__RECORDS SUPPLIED__:
>>>

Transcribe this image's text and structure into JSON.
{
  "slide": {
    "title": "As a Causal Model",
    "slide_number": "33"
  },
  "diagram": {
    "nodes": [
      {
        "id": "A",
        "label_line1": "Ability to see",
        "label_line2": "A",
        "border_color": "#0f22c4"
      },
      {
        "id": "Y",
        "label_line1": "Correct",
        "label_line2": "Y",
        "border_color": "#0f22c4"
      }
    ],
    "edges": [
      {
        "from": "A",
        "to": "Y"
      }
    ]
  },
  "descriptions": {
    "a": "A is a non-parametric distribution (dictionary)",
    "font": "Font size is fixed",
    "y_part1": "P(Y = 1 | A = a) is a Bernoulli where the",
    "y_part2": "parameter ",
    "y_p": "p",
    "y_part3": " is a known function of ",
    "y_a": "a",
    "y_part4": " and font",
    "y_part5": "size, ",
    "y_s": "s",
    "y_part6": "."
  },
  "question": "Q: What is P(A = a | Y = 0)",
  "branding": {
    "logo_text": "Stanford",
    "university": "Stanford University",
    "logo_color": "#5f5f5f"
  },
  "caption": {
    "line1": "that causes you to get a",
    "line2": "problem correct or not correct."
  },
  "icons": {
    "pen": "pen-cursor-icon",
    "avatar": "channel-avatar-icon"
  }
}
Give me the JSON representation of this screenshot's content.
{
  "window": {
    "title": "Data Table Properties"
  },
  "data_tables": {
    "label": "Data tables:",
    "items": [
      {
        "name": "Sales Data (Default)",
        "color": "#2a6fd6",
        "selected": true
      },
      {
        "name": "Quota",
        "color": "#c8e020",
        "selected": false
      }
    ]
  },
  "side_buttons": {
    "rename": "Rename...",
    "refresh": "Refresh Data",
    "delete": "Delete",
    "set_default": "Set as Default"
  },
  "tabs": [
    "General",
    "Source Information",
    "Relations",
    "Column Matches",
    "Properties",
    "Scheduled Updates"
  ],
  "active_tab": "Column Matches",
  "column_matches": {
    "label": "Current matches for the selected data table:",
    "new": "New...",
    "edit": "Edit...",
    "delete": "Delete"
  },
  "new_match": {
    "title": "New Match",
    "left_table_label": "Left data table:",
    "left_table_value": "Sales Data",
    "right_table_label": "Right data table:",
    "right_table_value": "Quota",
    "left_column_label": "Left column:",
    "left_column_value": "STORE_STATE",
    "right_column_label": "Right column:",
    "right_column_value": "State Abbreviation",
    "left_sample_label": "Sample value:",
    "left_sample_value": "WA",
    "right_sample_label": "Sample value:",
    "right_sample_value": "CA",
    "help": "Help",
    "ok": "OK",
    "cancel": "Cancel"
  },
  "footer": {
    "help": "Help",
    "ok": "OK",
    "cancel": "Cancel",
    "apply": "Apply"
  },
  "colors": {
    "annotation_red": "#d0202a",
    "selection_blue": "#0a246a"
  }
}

<<<

__OBJECTIVE__:
Reproduce each entry word for word.

__ANSWER TO THIS TASK__:
Transcribe this image's text and structure into JSON.
{
  "slide": {
    "title": "As a Causal Model",
    "slide_number": "33"
  },
  "diagram": {
    "nodes": [
      {
        "id": "A",
        "label_line1": "Ability to see",
        "label_line2": "A",
        "border_color": "#0f22c4"
      },
      {
        "id": "Y",
        "label_line1": "Correct",
        "label_line2": "Y",
        "border_color": "#0f22c4"
      }
    ],
    "edges": [
      {
        "from": "A",
        "to": "Y"
      }
    ]
  },
  "descriptions": {
    "a": "A is a non-parametric distribution (dictionary)",
    "font": "Font size is fixed",
    "y_part1": "P(Y = 1 | A = a) is a Bernoulli where the",
    "y_part2": "parameter ",
    "y_p": "p",
    "y_part3": " is a known function of ",
    "y_a": "a",
    "y_part4": " and font",
    "y_part5": "size, ",
    "y_s": "s",
    "y_part6": "."
  },
  "question": "Q: What is P(A = a | Y = 0)",
  "branding": {
    "logo_text": "Stanford",
    "university": "Stanford University",
    "logo_color": "#5f5f5f"
  },
  "caption": {
    "line1": "that causes you to get a",
    "line2": "problem correct or not correct."
  },
  "icons": {
    "pen": "pen-cursor-icon",
    "avatar": "channel-avatar-icon"
  }
}
Give me the JSON representation of this screenshot's content.
{
  "window": {
    "title": "Data Table Properties"
  },
  "data_tables": {
    "label": "Data tables:",
    "items": [
      {
        "name": "Sales Data (Default)",
        "color": "#2a6fd6",
        "selected": true
      },
      {
        "name": "Quota",
        "color": "#c8e020",
        "selected": false
      }
    ]
  },
  "side_buttons": {
    "rename": "Rename...",
    "refresh": "Refresh Data",
    "delete": "Delete",
    "set_default": "Set as Default"
  },
  "tabs": [
    "General",
    "Source Information",
    "Relations",
    "Column Matches",
    "Properties",
    "Scheduled Updates"
  ],
  "active_tab": "Column Matches",
  "column_matches": {
    "label": "Current matches for the selected data table:",
    "new": "New...",
    "edit": "Edit...",
    "delete": "Delete"
  },
  "new_match": {
    "title": "New Match",
    "left_table_label": "Left data table:",
    "left_table_value": "Sales Data",
    "right_table_label": "Right data table:",
    "right_table_value": "Quota",
    "left_column_label": "Left column:",
    "left_column_value": "STORE_STATE",
    "right_column_label": "Right column:",
    "right_column_value": "State Abbreviation",
    "left_sample_label": "Sample value:",
    "left_sample_value": "WA",
    "right_sample_label": "Sample value:",
    "right_sample_value": "CA",
    "help": "Help",
    "ok": "OK",
    "cancel": "Cancel"
  },
  "footer": {
    "help": "Help",
    "ok": "OK",
    "cancel": "Cancel",
    "apply": "Apply"
  },
  "colors": {
    "annotation_red": "#d0202a",
    "selection_blue": "#0a246a"
  }
}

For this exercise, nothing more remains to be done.